Report, word for word, every line of the material that contains "Number".

— BEGIN DATASET EXTRACT —

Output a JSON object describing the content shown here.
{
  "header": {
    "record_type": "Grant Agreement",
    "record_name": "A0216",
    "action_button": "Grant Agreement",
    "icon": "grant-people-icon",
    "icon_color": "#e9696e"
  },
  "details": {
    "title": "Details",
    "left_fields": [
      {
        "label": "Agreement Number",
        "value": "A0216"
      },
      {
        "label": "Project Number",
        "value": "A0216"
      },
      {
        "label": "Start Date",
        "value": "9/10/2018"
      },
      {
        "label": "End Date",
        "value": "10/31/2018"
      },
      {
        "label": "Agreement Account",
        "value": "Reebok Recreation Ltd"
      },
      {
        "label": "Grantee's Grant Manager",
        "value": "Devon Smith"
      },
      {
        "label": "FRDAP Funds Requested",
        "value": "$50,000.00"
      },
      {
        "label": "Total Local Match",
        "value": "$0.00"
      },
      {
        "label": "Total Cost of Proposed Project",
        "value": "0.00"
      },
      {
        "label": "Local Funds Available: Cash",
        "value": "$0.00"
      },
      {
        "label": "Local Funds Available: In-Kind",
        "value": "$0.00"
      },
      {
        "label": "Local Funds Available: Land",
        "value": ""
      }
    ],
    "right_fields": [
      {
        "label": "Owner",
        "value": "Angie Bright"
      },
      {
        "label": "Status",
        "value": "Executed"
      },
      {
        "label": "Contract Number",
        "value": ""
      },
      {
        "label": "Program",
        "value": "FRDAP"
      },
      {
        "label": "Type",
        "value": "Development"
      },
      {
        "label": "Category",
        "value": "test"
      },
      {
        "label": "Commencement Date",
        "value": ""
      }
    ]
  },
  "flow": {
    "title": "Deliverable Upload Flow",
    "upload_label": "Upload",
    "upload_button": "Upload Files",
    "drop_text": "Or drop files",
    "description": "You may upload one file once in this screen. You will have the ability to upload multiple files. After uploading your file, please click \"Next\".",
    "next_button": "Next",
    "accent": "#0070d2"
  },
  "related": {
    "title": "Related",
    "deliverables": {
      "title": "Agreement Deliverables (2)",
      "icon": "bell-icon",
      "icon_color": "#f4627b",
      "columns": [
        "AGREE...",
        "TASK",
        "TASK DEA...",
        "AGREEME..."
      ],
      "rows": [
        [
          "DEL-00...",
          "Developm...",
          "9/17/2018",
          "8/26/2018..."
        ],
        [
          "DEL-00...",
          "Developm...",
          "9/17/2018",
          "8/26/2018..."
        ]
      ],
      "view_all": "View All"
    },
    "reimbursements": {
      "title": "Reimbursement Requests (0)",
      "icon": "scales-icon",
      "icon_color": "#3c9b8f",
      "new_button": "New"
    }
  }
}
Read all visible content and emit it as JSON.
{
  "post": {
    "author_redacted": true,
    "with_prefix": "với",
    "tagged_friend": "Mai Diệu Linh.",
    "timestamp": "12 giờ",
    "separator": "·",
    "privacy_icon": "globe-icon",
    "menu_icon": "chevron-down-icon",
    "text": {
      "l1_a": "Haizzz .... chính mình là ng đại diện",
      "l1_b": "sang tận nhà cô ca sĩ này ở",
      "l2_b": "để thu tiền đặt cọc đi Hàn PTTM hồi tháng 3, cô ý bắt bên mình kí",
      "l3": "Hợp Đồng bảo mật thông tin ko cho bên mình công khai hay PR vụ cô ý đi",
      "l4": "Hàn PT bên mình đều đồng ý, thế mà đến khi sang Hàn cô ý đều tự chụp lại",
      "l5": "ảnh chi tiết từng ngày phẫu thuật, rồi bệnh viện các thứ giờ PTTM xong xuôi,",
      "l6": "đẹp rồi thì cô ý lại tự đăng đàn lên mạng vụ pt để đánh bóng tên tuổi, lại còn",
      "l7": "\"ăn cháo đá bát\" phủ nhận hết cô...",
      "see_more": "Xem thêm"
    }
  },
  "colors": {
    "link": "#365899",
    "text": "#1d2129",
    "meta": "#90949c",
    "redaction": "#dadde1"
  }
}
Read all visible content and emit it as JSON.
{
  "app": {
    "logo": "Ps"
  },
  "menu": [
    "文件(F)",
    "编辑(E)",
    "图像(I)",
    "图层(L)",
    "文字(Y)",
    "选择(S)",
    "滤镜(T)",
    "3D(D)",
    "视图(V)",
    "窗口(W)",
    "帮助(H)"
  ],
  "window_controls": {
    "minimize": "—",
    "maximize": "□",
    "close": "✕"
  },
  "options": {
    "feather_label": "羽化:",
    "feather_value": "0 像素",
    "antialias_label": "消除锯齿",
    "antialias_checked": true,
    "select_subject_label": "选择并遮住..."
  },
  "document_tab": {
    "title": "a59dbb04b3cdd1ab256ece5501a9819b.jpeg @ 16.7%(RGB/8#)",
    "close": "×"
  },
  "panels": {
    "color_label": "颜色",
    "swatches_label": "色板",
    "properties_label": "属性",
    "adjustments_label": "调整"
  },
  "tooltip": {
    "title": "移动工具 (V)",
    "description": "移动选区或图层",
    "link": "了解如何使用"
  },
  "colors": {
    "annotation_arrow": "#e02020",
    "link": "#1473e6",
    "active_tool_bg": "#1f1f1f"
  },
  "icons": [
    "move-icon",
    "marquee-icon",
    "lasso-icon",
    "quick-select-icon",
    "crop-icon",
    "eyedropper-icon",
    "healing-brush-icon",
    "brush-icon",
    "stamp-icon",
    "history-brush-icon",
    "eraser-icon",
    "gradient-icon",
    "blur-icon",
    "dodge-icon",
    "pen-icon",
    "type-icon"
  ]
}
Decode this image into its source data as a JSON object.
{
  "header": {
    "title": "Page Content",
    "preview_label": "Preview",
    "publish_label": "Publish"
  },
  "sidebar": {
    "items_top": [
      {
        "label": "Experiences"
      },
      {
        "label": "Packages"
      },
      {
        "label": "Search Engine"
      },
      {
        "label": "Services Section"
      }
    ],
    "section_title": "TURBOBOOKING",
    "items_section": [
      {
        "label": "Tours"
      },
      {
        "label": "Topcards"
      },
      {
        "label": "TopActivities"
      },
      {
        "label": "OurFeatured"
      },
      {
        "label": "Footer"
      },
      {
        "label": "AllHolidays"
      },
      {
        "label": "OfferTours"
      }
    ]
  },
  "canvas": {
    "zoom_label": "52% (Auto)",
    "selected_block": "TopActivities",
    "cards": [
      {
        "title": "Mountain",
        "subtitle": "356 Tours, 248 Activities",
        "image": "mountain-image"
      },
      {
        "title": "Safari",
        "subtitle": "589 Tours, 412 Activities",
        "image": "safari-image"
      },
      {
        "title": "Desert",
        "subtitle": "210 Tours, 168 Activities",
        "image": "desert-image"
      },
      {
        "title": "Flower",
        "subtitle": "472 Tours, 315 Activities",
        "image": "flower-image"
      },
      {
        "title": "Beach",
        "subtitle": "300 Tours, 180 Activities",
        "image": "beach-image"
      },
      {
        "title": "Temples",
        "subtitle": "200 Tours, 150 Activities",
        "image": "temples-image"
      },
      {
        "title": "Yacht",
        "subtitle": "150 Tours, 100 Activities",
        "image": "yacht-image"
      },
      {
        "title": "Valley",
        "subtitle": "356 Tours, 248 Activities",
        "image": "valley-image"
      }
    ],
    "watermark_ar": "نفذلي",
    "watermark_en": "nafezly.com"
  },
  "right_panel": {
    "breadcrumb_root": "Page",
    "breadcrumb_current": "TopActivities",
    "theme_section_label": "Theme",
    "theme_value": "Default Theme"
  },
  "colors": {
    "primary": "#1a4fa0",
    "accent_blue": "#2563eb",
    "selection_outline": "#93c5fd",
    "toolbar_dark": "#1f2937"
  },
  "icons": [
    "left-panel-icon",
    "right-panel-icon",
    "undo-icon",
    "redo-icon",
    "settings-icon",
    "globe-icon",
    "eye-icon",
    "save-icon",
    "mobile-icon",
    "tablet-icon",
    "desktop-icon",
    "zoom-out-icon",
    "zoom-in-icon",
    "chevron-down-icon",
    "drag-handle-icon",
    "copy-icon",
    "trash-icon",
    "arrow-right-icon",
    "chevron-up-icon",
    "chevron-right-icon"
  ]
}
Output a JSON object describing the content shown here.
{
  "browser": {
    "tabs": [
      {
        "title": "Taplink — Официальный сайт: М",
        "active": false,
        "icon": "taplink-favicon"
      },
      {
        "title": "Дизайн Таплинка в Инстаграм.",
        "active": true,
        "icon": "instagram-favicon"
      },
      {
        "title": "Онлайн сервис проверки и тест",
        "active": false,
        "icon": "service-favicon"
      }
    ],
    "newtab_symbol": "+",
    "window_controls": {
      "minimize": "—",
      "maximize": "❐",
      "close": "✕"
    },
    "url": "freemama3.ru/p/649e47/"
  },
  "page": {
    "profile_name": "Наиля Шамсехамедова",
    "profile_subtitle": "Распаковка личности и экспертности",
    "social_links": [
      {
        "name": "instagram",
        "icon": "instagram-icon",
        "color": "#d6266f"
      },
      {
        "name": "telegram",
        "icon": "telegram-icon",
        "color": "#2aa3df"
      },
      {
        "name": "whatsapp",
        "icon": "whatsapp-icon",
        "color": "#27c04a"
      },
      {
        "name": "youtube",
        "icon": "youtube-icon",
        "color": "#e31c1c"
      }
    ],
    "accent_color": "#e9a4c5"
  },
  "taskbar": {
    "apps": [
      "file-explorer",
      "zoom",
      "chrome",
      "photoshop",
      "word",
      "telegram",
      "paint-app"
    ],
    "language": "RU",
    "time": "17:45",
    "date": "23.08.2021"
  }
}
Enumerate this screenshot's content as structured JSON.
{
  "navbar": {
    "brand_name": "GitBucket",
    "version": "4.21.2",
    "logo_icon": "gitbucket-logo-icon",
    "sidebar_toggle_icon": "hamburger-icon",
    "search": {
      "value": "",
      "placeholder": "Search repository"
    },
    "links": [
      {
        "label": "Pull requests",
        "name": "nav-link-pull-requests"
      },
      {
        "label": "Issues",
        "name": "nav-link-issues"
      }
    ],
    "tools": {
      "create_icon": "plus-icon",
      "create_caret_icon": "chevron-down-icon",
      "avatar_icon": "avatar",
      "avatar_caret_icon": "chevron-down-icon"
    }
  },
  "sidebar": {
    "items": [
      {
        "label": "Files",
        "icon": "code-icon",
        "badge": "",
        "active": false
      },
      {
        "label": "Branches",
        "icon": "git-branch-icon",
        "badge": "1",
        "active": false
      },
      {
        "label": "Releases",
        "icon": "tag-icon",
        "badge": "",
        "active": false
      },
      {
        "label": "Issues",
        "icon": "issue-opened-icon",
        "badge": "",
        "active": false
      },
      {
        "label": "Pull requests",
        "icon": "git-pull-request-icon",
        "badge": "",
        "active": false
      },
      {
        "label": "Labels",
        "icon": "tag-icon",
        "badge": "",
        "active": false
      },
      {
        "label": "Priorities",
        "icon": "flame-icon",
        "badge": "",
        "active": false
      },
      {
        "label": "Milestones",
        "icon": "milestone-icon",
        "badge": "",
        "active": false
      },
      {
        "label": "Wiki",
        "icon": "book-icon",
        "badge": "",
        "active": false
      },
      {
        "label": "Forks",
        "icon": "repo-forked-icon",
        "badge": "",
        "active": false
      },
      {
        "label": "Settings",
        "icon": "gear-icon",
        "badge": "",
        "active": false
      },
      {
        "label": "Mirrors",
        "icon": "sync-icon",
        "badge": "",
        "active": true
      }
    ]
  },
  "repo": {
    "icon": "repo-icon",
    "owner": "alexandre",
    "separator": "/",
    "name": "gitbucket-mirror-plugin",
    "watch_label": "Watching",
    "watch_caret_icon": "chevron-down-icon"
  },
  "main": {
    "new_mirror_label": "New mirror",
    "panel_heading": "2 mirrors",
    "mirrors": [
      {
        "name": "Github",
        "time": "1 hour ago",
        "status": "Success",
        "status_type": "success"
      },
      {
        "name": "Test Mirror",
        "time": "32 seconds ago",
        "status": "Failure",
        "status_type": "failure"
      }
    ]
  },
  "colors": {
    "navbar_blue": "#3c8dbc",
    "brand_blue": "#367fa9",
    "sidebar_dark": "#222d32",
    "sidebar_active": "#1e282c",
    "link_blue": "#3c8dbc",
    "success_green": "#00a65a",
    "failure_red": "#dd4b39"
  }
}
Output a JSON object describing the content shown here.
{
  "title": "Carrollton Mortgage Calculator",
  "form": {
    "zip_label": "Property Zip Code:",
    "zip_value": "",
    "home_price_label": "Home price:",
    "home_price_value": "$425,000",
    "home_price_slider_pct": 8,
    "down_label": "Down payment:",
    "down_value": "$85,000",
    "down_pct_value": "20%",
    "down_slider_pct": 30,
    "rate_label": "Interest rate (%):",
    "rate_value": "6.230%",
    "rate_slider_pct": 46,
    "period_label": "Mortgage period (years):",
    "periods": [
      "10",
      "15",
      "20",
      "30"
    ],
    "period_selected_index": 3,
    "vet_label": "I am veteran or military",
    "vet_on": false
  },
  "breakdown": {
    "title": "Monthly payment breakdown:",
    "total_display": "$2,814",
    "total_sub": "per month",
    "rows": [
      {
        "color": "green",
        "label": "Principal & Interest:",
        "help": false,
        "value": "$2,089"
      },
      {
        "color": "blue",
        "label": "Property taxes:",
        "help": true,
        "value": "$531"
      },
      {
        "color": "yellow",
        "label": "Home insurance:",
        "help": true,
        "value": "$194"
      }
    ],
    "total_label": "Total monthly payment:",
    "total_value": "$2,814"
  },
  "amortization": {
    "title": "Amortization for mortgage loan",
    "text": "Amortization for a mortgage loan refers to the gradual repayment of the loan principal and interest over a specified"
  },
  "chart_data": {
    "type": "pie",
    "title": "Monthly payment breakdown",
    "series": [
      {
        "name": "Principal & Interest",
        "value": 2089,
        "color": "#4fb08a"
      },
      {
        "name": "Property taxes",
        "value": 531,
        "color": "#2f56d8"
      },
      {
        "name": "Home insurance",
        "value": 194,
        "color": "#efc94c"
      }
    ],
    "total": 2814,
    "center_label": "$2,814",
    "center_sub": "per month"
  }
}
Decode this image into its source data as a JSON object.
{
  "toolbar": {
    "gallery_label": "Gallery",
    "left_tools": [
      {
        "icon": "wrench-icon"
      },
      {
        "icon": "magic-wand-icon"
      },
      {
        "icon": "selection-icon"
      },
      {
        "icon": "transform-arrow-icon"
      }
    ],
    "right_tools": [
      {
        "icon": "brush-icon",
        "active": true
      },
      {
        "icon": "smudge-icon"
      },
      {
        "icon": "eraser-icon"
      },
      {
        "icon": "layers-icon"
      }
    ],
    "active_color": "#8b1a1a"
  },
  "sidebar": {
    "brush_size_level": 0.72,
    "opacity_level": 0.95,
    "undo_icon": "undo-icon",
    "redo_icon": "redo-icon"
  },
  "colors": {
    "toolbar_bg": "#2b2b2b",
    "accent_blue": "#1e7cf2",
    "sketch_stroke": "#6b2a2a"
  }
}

— END DATASET EXTRACT —

◆ **TASK SOLUTION**:
        "label": "Agreement Number",
        "label": "Project Number",
        "label": "Contract Number",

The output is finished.